[Start Given information]
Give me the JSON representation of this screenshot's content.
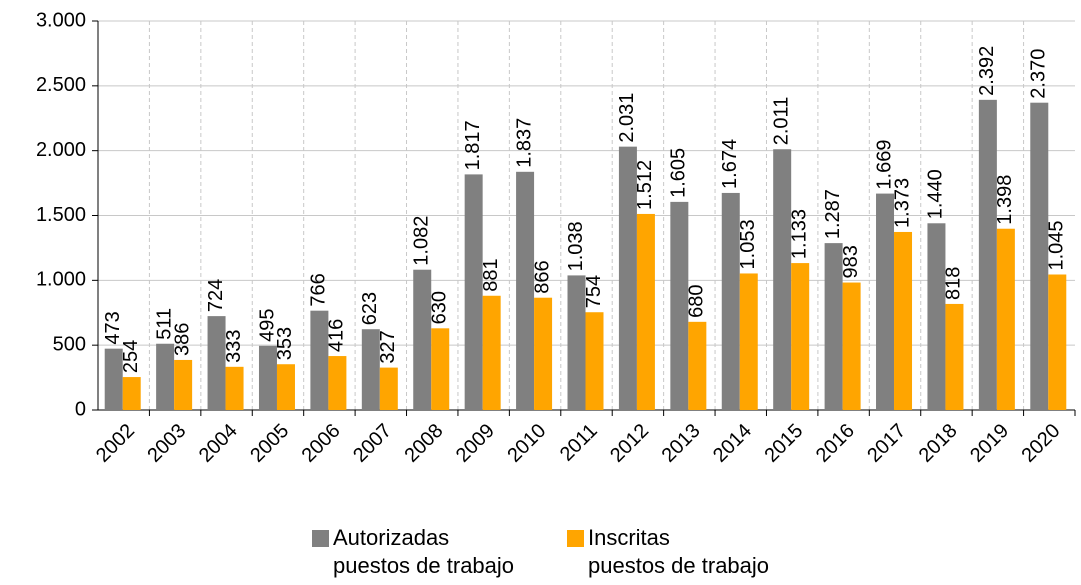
{
  "chart_data": {
    "type": "bar",
    "categories": [
      "2002",
      "2003",
      "2004",
      "2005",
      "2006",
      "2007",
      "2008",
      "2009",
      "2010",
      "2011",
      "2012",
      "2013",
      "2014",
      "2015",
      "2016",
      "2017",
      "2018",
      "2019",
      "2020"
    ],
    "series": [
      {
        "name": "Autorizadas\npuestos de trabajo",
        "color": "#808080",
        "values": [
          473,
          511,
          724,
          495,
          766,
          623,
          1082,
          1817,
          1837,
          1038,
          2031,
          1605,
          1674,
          2011,
          1287,
          1669,
          1440,
          2392,
          2370
        ],
        "value_labels": [
          "473",
          "511",
          "724",
          "495",
          "766",
          "623",
          "1.082",
          "1.817",
          "1.837",
          "1.038",
          "2.031",
          "1.605",
          "1.674",
          "2.011",
          "1.287",
          "1.669",
          "1.440",
          "2.392",
          "2.370"
        ]
      },
      {
        "name": "Inscritas\npuestos de trabajo",
        "color": "#ffa500",
        "values": [
          254,
          386,
          333,
          353,
          416,
          327,
          630,
          881,
          866,
          754,
          1512,
          680,
          1053,
          1133,
          983,
          1373,
          818,
          1398,
          1045
        ],
        "value_labels": [
          "254",
          "386",
          "333",
          "353",
          "416",
          "327",
          "630",
          "881",
          "866",
          "754",
          "1.512",
          "680",
          "1.053",
          "1.133",
          "983",
          "1.373",
          "818",
          "1.398",
          "1.045"
        ]
      }
    ],
    "ylim": [
      0,
      3000
    ],
    "yticks": [
      0,
      500,
      {
        "value": 1000,
        "label": "1.000"
      },
      {
        "value": 1500,
        "label": "1.500"
      },
      {
        "value": 2000,
        "label": "2.000"
      },
      {
        "value": 2500,
        "label": "2.500"
      },
      {
        "value": 3000,
        "label": "3.000"
      }
    ],
    "grid": true,
    "legend": "bottom"
  }
}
[End Given information]
Stated goal: Can the entries above be repeated exactly, without their pictures?

Answer to the exercise:
Give me the JSON representation of this screenshot's content.
{
  "chart_data": {
    "type": "bar",
    "categories": [
      "2002",
      "2003",
      "2004",
      "2005",
      "2006",
      "2007",
      "2008",
      "2009",
      "2010",
      "2011",
      "2012",
      "2013",
      "2014",
      "2015",
      "2016",
      "2017",
      "2018",
      "2019",
      "2020"
    ],
    "series": [
      {
        "name": "Autorizadas\npuestos de trabajo",
        "color": "#808080",
        "values": [
          473,
          511,
          724,
          495,
          766,
          623,
          1082,
          1817,
          1837,
          1038,
          2031,
          1605,
          1674,
          2011,
          1287,
          1669,
          1440,
          2392,
          2370
        ],
        "value_labels": [
          "473",
          "511",
          "724",
          "495",
          "766",
          "623",
          "1.082",
          "1.817",
          "1.837",
          "1.038",
          "2.031",
          "1.605",
          "1.674",
          "2.011",
          "1.287",
          "1.669",
          "1.440",
          "2.392",
          "2.370"
        ]
      },
      {
        "name": "Inscritas\npuestos de trabajo",
        "color": "#ffa500",
        "values": [
          254,
          386,
          333,
          353,
          416,
          327,
          630,
          881,
          866,
          754,
          1512,
          680,
          1053,
          1133,
          983,
          1373,
          818,
          1398,
          1045
        ],
        "value_labels": [
          "254",
          "386",
          "333",
          "353",
          "416",
          "327",
          "630",
          "881",
          "866",
          "754",
          "1.512",
          "680",
          "1.053",
          "1.133",
          "983",
          "1.373",
          "818",
          "1.398",
          "1.045"
        ]
      }
    ],
    "ylim": [
      0,
      3000
    ],
    "yticks": [
      0,
      500,
      {
        "value": 1000,
        "label": "1.000"
      },
      {
        "value": 1500,
        "label": "1.500"
      },
      {
        "value": 2000,
        "label": "2.000"
      },
      {
        "value": 2500,
        "label": "2.500"
      },
      {
        "value": 3000,
        "label": "3.000"
      }
    ],
    "grid": true,
    "legend": "bottom"
  }
}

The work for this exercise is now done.